Mixed Numerical Index Laws
Combine product, quotient, power-of-a-power, zero and negative indices on numerical bases. Finish every answer with a positive index.
Printable Worksheets
Print or save as PDF — or build a custom worksheet from any module's questions.
Without using a calculator, predict the value of $\dfrac{2^5 \times 2^{-3}}{2^4}$. What single power of 2 should you get? Convert any negative index to a fraction at the end.
When an expression mixes several index laws on the same base, work it in one column at a time: simplify the numerator, simplify the denominator, then subtract the indices. Apply zero and negative index rules last.
For one base $a$, use $a^m \times a^n = a^{m+n}$, $\dfrac{a^m}{a^n} = a^{m-n}$, $(a^m)^n = a^{mn}$, $a^0 = 1$ and $a^{-n} = \dfrac{1}{a^n}$. Combine indices by adding above the line and subtracting the bottom from the top. Finish with a positive index.

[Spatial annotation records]
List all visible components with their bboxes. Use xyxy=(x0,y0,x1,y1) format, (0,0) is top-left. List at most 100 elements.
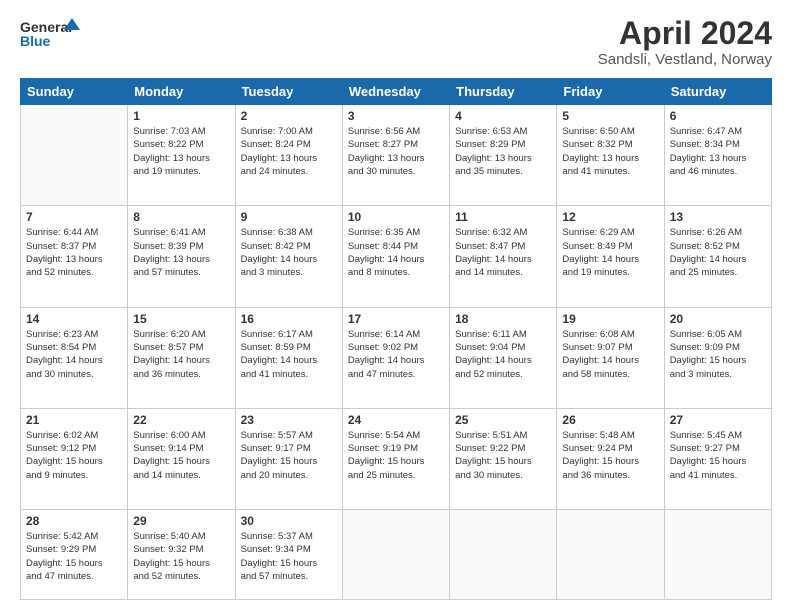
day-number: 20 xyxy=(670,312,766,326)
table-cell: 28Sunrise: 5:42 AMSunset: 9:29 PMDayligh… xyxy=(21,510,128,600)
calendar-week-1: 1Sunrise: 7:03 AMSunset: 8:22 PMDaylight… xyxy=(21,105,772,206)
table-cell: 23 Sunrise: 5:57 AMSunset: 9:17 PMDayligh… xyxy=(235,408,342,509)
day-info: Sunrise: 5:51 AMSunset: 9:22 PMDaylight:… xyxy=(455,429,551,482)
day-info: Sunrise: 6:53 AMSunset: 8:29 PMDaylight:… xyxy=(455,125,551,178)
day-info: Sunrise: 6:11 AMSunset: 9:04 PMDaylight:… xyxy=(455,328,551,381)
day-number: 18 xyxy=(455,312,551,326)
table-cell: 20 Sunrise: 6:05 AMSunset: 9:09 PMDayligh… xyxy=(664,307,771,408)
day-info: Sunrise: 6:32 AMSunset: 8:47 PMDaylight:… xyxy=(455,226,551,279)
table-cell: 21 Sunrise: 6:02 AMSunset: 9:12 PMDayligh… xyxy=(21,408,128,509)
day-number: 7 xyxy=(26,210,122,224)
calendar-week-4: 21 Sunrise: 6:02 AMSunset: 9:12 PMDayligh… xyxy=(21,408,772,509)
day-number: 3 xyxy=(348,109,444,123)
day-number: 1 xyxy=(133,109,229,123)
table-cell xyxy=(664,510,771,600)
day-info: Sunrise: 5:40 AMSunset: 9:32 PMDaylight:… xyxy=(133,530,229,583)
table-cell xyxy=(342,510,449,600)
day-info: Sunrise: 7:00 AMSunset: 8:24 PMDaylight:… xyxy=(241,125,337,178)
table-cell: 1Sunrise: 7:03 AMSunset: 8:22 PMDaylight… xyxy=(128,105,235,206)
table-cell: 16 Sunrise: 6:17 AMSunset: 8:59 PMDayligh… xyxy=(235,307,342,408)
table-cell: 6 Sunrise: 6:47 AMSunset: 8:34 PMDaylight… xyxy=(664,105,771,206)
day-number: 2 xyxy=(241,109,337,123)
day-info: Sunrise: 5:48 AMSunset: 9:24 PMDaylight:… xyxy=(562,429,658,482)
day-number: 19 xyxy=(562,312,658,326)
page: General Blue April 2024 Sandsli, Vestlan… xyxy=(0,0,792,612)
day-number: 23 xyxy=(241,413,337,427)
day-info: Sunrise: 6:02 AMSunset: 9:12 PMDaylight:… xyxy=(26,429,122,482)
table-cell: 7 Sunrise: 6:44 AMSunset: 8:37 PMDaylight… xyxy=(21,206,128,307)
day-number: 27 xyxy=(670,413,766,427)
table-cell: 15Sunrise: 6:20 AMSunset: 8:57 PMDayligh… xyxy=(128,307,235,408)
day-number: 26 xyxy=(562,413,658,427)
table-cell: 4 Sunrise: 6:53 AMSunset: 8:29 PMDaylight… xyxy=(450,105,557,206)
day-info: Sunrise: 6:35 AMSunset: 8:44 PMDaylight:… xyxy=(348,226,444,279)
day-number: 16 xyxy=(241,312,337,326)
table-cell: 10 Sunrise: 6:35 AMSunset: 8:44 PMDayligh… xyxy=(342,206,449,307)
table-cell xyxy=(21,105,128,206)
day-info: Sunrise: 6:00 AMSunset: 9:14 PMDaylight:… xyxy=(133,429,229,482)
table-cell: 26 Sunrise: 5:48 AMSunset: 9:24 PMDayligh… xyxy=(557,408,664,509)
logo-svg: General Blue xyxy=(20,16,80,52)
day-number: 10 xyxy=(348,210,444,224)
header-wednesday: Wednesday xyxy=(342,79,449,105)
table-cell: 11 Sunrise: 6:32 AMSunset: 8:47 PMDayligh… xyxy=(450,206,557,307)
table-cell: 12 Sunrise: 6:29 AMSunset: 8:49 PMDayligh… xyxy=(557,206,664,307)
day-info: Sunrise: 6:29 AMSunset: 8:49 PMDaylight:… xyxy=(562,226,658,279)
location: Sandsli, Vestland, Norway xyxy=(598,51,772,68)
day-info: Sunrise: 6:47 AMSunset: 8:34 PMDaylight:… xyxy=(670,125,766,178)
day-number: 17 xyxy=(348,312,444,326)
day-number: 25 xyxy=(455,413,551,427)
day-number: 11 xyxy=(455,210,551,224)
table-cell: 2 Sunrise: 7:00 AMSunset: 8:24 PMDaylight… xyxy=(235,105,342,206)
table-cell: 19Sunrise: 6:08 AMSunset: 9:07 PMDayligh… xyxy=(557,307,664,408)
day-number: 8 xyxy=(133,210,229,224)
header-sunday: Sunday xyxy=(21,79,128,105)
header: General Blue April 2024 Sandsli, Vestlan… xyxy=(20,16,772,68)
day-number: 15 xyxy=(133,312,229,326)
day-number: 24 xyxy=(348,413,444,427)
day-info: Sunrise: 5:42 AMSunset: 9:29 PMDaylight:… xyxy=(26,530,122,583)
header-friday: Friday xyxy=(557,79,664,105)
logo: General Blue xyxy=(20,16,80,52)
table-cell: 13Sunrise: 6:26 AMSunset: 8:52 PMDayligh… xyxy=(664,206,771,307)
day-number: 29 xyxy=(133,514,229,528)
month-title: April 2024 xyxy=(598,16,772,51)
table-cell xyxy=(450,510,557,600)
day-info: Sunrise: 6:14 AMSunset: 9:02 PMDaylight:… xyxy=(348,328,444,381)
day-info: Sunrise: 6:05 AMSunset: 9:09 PMDaylight:… xyxy=(670,328,766,381)
day-number: 12 xyxy=(562,210,658,224)
table-cell: 8 Sunrise: 6:41 AMSunset: 8:39 PMDaylight… xyxy=(128,206,235,307)
table-cell xyxy=(557,510,664,600)
day-info: Sunrise: 5:57 AMSunset: 9:17 PMDaylight:… xyxy=(241,429,337,482)
day-info: Sunrise: 6:41 AMSunset: 8:39 PMDaylight:… xyxy=(133,226,229,279)
day-number: 21 xyxy=(26,413,122,427)
calendar-week-2: 7 Sunrise: 6:44 AMSunset: 8:37 PMDaylight… xyxy=(21,206,772,307)
table-cell: 9Sunrise: 6:38 AMSunset: 8:42 PMDaylight… xyxy=(235,206,342,307)
table-cell: 17 Sunrise: 6:14 AMSunset: 9:02 PMDayligh… xyxy=(342,307,449,408)
day-info: Sunrise: 6:44 AMSunset: 8:37 PMDaylight:… xyxy=(26,226,122,279)
header-thursday: Thursday xyxy=(450,79,557,105)
day-info: Sunrise: 6:38 AMSunset: 8:42 PMDaylight:… xyxy=(241,226,337,279)
day-number: 13 xyxy=(670,210,766,224)
header-monday: Monday xyxy=(128,79,235,105)
table-cell: 27 Sunrise: 5:45 AMSunset: 9:27 PMDayligh… xyxy=(664,408,771,509)
table-cell: 22Sunrise: 6:00 AMSunset: 9:14 PMDayligh… xyxy=(128,408,235,509)
table-cell: 25 Sunrise: 5:51 AMSunset: 9:22 PMDayligh… xyxy=(450,408,557,509)
day-info: Sunrise: 5:54 AMSunset: 9:19 PMDaylight:… xyxy=(348,429,444,482)
header-tuesday: Tuesday xyxy=(235,79,342,105)
calendar-header-row: Sunday Monday Tuesday Wednesday Thursday… xyxy=(21,79,772,105)
table-cell: 3Sunrise: 6:56 AMSunset: 8:27 PMDaylight… xyxy=(342,105,449,206)
table-cell: 5Sunrise: 6:50 AMSunset: 8:32 PMDaylight… xyxy=(557,105,664,206)
day-info: Sunrise: 5:45 AMSunset: 9:27 PMDaylight:… xyxy=(670,429,766,482)
day-number: 6 xyxy=(670,109,766,123)
header-saturday: Saturday xyxy=(664,79,771,105)
day-number: 5 xyxy=(562,109,658,123)
table-cell: 18 Sunrise: 6:11 AMSunset: 9:04 PMDayligh… xyxy=(450,307,557,408)
day-number: 4 xyxy=(455,109,551,123)
table-cell: 14Sunrise: 6:23 AMSunset: 8:54 PMDayligh… xyxy=(21,307,128,408)
day-info: Sunrise: 6:17 AMSunset: 8:59 PMDaylight:… xyxy=(241,328,337,381)
calendar-week-3: 14Sunrise: 6:23 AMSunset: 8:54 PMDayligh… xyxy=(21,307,772,408)
calendar-table: Sunday Monday Tuesday Wednesday Thursday… xyxy=(20,78,772,600)
table-cell: 24 Sunrise: 5:54 AMSunset: 9:19 PMDayligh… xyxy=(342,408,449,509)
day-info: Sunrise: 5:37 AMSunset: 9:34 PMDaylight:… xyxy=(241,530,337,583)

■ Stated exercise A ■
Quote the index laws text word for word, everything from "When an expression" down to "index rules last.".
■ Stated exercise B ■
Extend the index laws text, picking up right after its final sentence.

■ Written response A ■
When an expression mixes several index laws on the same base, work it in one column at a time: simplify the numerator, simplify the denominator, then subtract the indices. Apply zero and negative index rules last.

■ Written response B ■
Know
- All five index laws on a single base
- Order of combining indices
- How to write final answers without negative indices
Understand
- Why same-base expressions collapse to one power
- Why $a^0 = 1$ acts as “no contribution”
- Why a negative answer index becomes $\tfrac{1}{a^n}$
Can Do
- Simplify $\dfrac{2^5 \times 2^{-3}}{2^4}$ to $\tfrac{1}{4}$
- Simplify $(3^{-2})^3 \times 3^4$ to $\tfrac{1}{9}$
- Evaluate $\dfrac{5^2 \times 5^0}{5^{-1}}$
Wrong: “$\dfrac{2^5 \times 2^{-3}}{2^4} = 2^{5 \times -3 - 4} = 2^{-19}$.” Adding has been replaced with multiplying.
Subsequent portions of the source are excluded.